Filter the entries and keep only the lines where the string "time" appears.

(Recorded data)
------------------------------------------------------------------------

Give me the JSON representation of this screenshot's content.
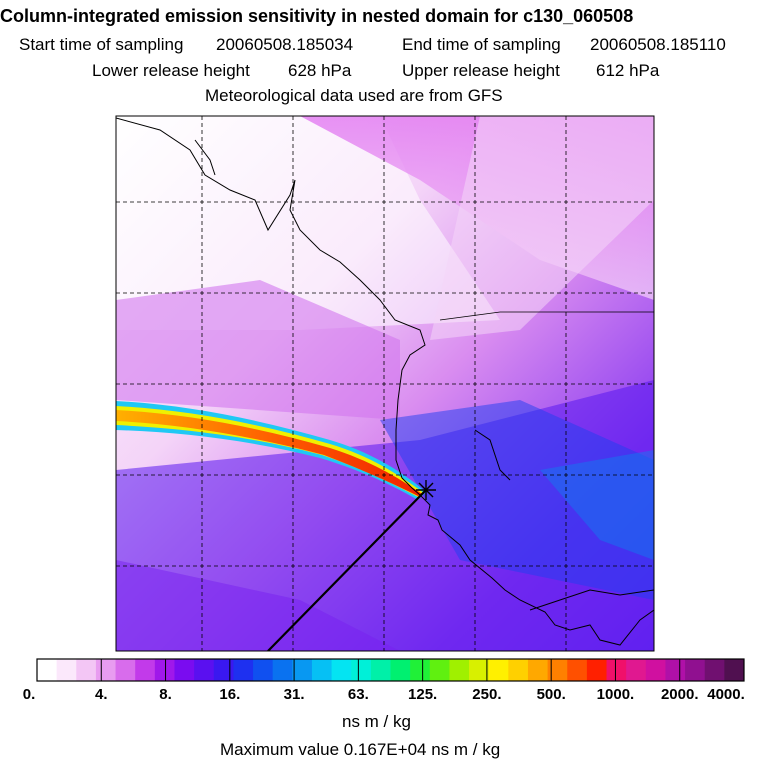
{
  "title": "Column-integrated emission sensitivity in nested domain for c130_060508",
  "sampling": {
    "start_label": "Start time of sampling",
    "start_value": "20060508.185034",
    "end_label": "End time of sampling",
    "end_value": "20060508.185110"
  },
  "release": {
    "lower_label": "Lower release height",
    "lower_value": "628 hPa",
    "upper_label": "Upper release height",
    "upper_value": "612 hPa"
  },
  "met_note": "Meteorological data used are from GFS",
  "colorbar": {
    "tick_labels": [
      "0.",
      "4.",
      "8.",
      "16.",
      "31.",
      "63.",
      "125.",
      "250.",
      "500.",
      "1000.",
      "2000.",
      "4000."
    ],
    "colors": [
      "#ffffff",
      "#fbe8fb",
      "#f3c6f5",
      "#e89cf0",
      "#d86cec",
      "#c23aea",
      "#a018ea",
      "#7a0cf0",
      "#5a10f0",
      "#3a18f0",
      "#1e30f0",
      "#1050f0",
      "#0a72f0",
      "#0898f2",
      "#06c0f4",
      "#04e4f2",
      "#00f0d8",
      "#00f0a8",
      "#00f070",
      "#20f038",
      "#60f010",
      "#a0f000",
      "#d8f000",
      "#fff000",
      "#ffd000",
      "#ffa800",
      "#ff8000",
      "#ff5000",
      "#ff2000",
      "#f0106a",
      "#e01890",
      "#d010a0",
      "#b010a8",
      "#901090",
      "#701070",
      "#501050"
    ],
    "units": "ns m / kg"
  },
  "max_value_text": "Maximum value  0.167E+04 ns m / kg"
}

------------------------------------------------------------------------

◆ FINAL ANSWER:
    "start_label": "Start time of sampling",
    "end_label": "End time of sampling",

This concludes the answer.